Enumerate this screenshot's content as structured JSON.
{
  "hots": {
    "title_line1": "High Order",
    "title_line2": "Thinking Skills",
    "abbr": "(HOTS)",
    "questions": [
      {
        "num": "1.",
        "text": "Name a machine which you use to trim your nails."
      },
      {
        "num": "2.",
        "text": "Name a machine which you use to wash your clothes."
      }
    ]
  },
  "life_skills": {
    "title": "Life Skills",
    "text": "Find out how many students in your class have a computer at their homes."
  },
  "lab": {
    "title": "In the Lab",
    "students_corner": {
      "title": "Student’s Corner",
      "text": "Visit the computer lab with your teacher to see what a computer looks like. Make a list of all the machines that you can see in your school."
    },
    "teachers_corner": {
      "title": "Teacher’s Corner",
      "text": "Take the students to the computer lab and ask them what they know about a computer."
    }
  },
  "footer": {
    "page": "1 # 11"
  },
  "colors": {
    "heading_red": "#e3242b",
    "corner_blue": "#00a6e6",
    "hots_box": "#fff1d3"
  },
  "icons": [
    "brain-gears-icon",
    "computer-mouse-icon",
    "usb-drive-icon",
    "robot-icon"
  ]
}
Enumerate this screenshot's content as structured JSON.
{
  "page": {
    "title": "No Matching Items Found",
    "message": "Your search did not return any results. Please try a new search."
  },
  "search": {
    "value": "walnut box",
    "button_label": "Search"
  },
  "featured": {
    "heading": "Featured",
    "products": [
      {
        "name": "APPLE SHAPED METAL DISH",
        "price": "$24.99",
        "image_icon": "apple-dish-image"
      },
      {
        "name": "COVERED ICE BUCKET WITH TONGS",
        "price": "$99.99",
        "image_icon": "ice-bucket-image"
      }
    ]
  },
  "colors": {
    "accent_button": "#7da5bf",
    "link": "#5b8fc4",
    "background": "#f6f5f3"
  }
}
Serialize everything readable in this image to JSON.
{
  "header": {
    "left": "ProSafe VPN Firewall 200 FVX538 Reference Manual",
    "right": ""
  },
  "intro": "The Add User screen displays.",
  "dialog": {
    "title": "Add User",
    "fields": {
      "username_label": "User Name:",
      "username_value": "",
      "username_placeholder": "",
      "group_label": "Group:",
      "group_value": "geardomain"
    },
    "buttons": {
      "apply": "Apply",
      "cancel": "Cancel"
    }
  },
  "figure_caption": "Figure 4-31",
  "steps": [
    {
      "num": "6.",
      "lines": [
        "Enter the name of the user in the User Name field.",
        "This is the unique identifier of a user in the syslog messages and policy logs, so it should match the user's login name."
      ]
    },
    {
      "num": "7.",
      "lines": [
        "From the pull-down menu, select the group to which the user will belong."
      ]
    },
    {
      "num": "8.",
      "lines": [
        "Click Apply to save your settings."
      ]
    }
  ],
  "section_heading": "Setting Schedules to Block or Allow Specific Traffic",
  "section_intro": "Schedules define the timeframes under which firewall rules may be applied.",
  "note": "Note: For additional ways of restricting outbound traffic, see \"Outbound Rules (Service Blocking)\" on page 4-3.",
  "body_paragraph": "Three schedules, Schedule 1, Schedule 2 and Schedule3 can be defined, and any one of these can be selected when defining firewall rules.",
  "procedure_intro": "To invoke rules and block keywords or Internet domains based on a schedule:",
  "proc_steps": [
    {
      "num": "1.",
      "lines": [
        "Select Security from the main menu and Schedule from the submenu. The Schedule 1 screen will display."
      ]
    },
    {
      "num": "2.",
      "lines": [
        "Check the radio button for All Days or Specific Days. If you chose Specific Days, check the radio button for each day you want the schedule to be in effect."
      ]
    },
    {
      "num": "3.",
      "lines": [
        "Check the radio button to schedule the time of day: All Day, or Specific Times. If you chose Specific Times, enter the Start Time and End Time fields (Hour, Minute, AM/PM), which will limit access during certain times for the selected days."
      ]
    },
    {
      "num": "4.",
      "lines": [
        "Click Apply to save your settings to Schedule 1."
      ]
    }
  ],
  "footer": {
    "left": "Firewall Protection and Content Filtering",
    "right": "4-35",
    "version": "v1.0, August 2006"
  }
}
◇ ◇ ◇ ◇ ◇ ◇ ◇
> _Exercise requirements_
Reproduce each entry from the records above, character for character.

> _Exercise answer_
Enumerate this screenshot's content as structured JSON.
{
  "hots": {
    "title_line1": "High Order",
    "title_line2": "Thinking Skills",
    "abbr": "(HOTS)",
    "questions": [
      {
        "num": "1.",
        "text": "Name a machine which you use to trim your nails."
      },
      {
        "num": "2.",
        "text": "Name a machine which you use to wash your clothes."
      }
    ]
  },
  "life_skills": {
    "title": "Life Skills",
    "text": "Find out how many students in your class have a computer at their homes."
  },
  "lab": {
    "title": "In the Lab",
    "students_corner": {
      "title": "Student’s Corner",
      "text": "Visit the computer lab with your teacher to see what a computer looks like. Make a list of all the machines that you can see in your school."
    },
    "teachers_corner": {
      "title": "Teacher’s Corner",
      "text": "Take the students to the computer lab and ask them what they know about a computer."
    }
  },
  "footer": {
    "page": "1 # 11"
  },
  "colors": {
    "heading_red": "#e3242b",
    "corner_blue": "#00a6e6",
    "hots_box": "#fff1d3"
  },
  "icons": [
    "brain-gears-icon",
    "computer-mouse-icon",
    "usb-drive-icon",
    "robot-icon"
  ]
}
Enumerate this screenshot's content as structured JSON.
{
  "page": {
    "title": "No Matching Items Found",
    "message": "Your search did not return any results. Please try a new search."
  },
  "search": {
    "value": "walnut box",
    "button_label": "Search"
  },
  "featured": {
    "heading": "Featured",
    "products": [
      {
        "name": "APPLE SHAPED METAL DISH",
        "price": "$24.99",
        "image_icon": "apple-dish-image"
      },
      {
        "name": "COVERED ICE BUCKET WITH TONGS",
        "price": "$99.99",
        "image_icon": "ice-bucket-image"
      }
    ]
  },
  "colors": {
    "accent_button": "#7da5bf",
    "link": "#5b8fc4",
    "background": "#f6f5f3"
  }
}
Serialize everything readable in this image to JSON.
{
  "header": {
    "left": "ProSafe VPN Firewall 200 FVX538 Reference Manual",
    "right": ""
  },
  "intro": "The Add User screen displays.",
  "dialog": {
    "title": "Add User",
    "fields": {
      "username_label": "User Name:",
      "username_value": "",
      "username_placeholder": "",
      "group_label": "Group:",
      "group_value": "geardomain"
    },
    "buttons": {
      "apply": "Apply",
      "cancel": "Cancel"
    }
  },
  "figure_caption": "Figure 4-31",
  "steps": [
    {
      "num": "6.",
      "lines": [
        "Enter the name of the user in the User Name field.",
        "This is the unique identifier of a user in the syslog messages and policy logs, so it should match the user's login name."
      ]
    },
    {
      "num": "7.",
      "lines": [
        "From the pull-down menu, select the group to which the user will belong."
      ]
    },
    {
      "num": "8.",
      "lines": [
        "Click Apply to save your settings."
      ]
    }
  ],
  "section_heading": "Setting Schedules to Block or Allow Specific Traffic",
  "section_intro": "Schedules define the timeframes under which firewall rules may be applied.",
  "note": "Note: For additional ways of restricting outbound traffic, see \"Outbound Rules (Service Blocking)\" on page 4-3.",
  "body_paragraph": "Three schedules, Schedule 1, Schedule 2 and Schedule3 can be defined, and any one of these can be selected when defining firewall rules.",
  "procedure_intro": "To invoke rules and block keywords or Internet domains based on a schedule:",
  "proc_steps": [
    {
      "num": "1.",
      "lines": [
        "Select Security from the main menu and Schedule from the submenu. The Schedule 1 screen will display."
      ]
    },
    {
      "num": "2.",
      "lines": [
        "Check the radio button for All Days or Specific Days. If you chose Specific Days, check the radio button for each day you want the schedule to be in effect."
      ]
    },
    {
      "num": "3.",
      "lines": [
        "Check the radio button to schedule the time of day: All Day, or Specific Times. If you chose Specific Times, enter the Start Time and End Time fields (Hour, Minute, AM/PM), which will limit access during certain times for the selected days."
      ]
    },
    {
      "num": "4.",
      "lines": [
        "Click Apply to save your settings to Schedule 1."
      ]
    }
  ],
  "footer": {
    "left": "Firewall Protection and Content Filtering",
    "right": "4-35",
    "version": "v1.0, August 2006"
  }
}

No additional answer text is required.